## START

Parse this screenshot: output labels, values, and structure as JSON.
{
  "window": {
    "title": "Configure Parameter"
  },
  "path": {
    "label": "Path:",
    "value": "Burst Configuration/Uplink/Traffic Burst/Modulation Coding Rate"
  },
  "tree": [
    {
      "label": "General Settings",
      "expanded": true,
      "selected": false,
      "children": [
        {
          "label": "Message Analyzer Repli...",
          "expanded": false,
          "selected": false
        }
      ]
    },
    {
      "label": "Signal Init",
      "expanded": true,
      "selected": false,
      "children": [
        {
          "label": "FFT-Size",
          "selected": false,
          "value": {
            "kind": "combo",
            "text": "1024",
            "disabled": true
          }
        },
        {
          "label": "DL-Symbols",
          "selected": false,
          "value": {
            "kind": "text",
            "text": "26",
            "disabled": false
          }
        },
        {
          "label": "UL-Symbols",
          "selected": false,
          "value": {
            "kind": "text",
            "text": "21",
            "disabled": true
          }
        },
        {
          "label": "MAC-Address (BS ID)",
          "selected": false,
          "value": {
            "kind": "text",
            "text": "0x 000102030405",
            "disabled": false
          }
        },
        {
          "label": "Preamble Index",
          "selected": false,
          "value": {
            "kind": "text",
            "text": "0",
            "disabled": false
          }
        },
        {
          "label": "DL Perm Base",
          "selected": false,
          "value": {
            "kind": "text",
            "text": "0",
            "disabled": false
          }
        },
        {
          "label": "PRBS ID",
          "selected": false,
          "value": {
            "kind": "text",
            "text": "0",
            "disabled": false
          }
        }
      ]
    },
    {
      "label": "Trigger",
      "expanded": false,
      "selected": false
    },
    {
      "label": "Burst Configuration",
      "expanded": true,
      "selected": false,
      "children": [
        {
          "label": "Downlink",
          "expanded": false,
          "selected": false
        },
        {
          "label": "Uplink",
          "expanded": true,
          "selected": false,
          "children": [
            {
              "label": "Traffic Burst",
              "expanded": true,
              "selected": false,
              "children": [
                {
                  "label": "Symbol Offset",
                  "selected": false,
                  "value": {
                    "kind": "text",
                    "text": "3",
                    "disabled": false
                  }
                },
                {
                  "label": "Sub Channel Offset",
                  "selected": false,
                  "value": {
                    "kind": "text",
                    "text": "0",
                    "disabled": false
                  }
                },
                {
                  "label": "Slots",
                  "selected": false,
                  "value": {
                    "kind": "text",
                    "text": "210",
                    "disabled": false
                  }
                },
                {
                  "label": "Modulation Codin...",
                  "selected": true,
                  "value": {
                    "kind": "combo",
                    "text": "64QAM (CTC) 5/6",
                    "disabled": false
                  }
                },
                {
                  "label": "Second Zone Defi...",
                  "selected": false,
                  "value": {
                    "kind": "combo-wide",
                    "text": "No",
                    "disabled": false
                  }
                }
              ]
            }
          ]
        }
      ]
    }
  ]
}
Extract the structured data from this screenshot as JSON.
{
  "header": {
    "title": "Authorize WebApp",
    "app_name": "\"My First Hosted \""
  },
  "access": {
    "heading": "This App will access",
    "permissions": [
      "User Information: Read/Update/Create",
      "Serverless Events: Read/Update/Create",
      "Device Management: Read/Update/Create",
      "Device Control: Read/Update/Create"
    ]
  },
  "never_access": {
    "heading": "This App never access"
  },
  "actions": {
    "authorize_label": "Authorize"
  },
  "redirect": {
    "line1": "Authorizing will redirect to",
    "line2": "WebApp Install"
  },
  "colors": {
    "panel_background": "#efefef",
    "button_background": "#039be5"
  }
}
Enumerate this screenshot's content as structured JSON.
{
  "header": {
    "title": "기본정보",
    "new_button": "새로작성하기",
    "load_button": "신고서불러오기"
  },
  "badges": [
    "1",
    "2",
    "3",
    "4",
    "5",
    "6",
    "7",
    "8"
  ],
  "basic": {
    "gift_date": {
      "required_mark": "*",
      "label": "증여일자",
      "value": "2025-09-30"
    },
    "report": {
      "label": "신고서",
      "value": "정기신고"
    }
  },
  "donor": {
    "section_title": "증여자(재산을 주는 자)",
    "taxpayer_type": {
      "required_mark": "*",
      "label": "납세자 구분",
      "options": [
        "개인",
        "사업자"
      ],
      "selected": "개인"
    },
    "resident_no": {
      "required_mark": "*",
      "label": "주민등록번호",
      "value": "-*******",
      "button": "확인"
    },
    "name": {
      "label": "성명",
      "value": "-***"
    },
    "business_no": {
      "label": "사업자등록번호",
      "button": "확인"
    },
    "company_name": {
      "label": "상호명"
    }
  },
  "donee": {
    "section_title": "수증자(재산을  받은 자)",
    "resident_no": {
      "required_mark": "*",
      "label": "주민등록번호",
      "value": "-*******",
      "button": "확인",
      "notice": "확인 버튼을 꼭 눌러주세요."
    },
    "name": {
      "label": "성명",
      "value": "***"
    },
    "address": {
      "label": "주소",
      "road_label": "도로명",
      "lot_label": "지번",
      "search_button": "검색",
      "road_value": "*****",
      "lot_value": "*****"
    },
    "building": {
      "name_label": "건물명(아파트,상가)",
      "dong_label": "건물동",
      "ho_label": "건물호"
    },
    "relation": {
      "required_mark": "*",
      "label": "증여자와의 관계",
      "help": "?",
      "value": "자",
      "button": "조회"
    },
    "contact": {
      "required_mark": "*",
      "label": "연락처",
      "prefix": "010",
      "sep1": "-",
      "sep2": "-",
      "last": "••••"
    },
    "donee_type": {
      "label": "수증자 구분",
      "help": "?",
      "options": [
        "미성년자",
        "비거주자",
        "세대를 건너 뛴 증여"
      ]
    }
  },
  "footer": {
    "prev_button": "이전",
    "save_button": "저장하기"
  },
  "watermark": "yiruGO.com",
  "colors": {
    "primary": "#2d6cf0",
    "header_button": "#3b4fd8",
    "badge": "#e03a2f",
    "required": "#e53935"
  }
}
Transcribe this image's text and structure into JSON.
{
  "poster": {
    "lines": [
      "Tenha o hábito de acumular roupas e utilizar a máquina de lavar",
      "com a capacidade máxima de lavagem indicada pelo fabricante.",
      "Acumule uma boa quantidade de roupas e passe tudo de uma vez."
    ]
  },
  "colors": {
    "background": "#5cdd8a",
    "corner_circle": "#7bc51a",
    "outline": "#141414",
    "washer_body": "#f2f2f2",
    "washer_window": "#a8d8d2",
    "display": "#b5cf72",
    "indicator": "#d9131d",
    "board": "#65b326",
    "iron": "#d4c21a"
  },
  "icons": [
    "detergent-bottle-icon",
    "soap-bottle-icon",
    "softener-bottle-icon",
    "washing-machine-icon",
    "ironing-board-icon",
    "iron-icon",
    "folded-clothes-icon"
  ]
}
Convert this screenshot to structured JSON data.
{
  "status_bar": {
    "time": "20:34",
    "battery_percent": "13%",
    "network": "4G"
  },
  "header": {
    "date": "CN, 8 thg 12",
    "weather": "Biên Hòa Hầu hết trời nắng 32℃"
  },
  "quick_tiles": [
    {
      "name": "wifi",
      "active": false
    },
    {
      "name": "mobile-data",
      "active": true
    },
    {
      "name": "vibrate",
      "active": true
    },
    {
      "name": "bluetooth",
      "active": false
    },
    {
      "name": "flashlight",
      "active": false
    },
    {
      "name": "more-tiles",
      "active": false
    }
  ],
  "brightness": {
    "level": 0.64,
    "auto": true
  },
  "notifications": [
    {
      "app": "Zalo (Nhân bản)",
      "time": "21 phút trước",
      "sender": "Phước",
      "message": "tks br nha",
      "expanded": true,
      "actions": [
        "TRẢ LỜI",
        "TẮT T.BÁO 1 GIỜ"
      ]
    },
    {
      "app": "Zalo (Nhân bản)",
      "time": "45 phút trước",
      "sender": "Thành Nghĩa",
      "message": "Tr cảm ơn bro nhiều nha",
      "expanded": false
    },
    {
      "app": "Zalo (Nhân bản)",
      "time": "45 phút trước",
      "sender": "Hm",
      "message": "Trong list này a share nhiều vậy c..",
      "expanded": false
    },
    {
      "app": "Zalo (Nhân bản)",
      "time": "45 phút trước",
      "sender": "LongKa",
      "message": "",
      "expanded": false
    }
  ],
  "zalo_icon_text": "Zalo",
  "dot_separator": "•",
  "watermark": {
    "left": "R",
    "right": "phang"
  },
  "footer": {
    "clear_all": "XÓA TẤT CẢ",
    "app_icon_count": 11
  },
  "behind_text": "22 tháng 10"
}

## END

Copy all lines of the listing above that contain the string "screenshot".

Parse this screenshot: output labels, values, and structure as JSON.
Extract the structured data from this screenshot as JSON.
Enumerate this screenshot's content as structured JSON.
Convert this screenshot to structured JSON data.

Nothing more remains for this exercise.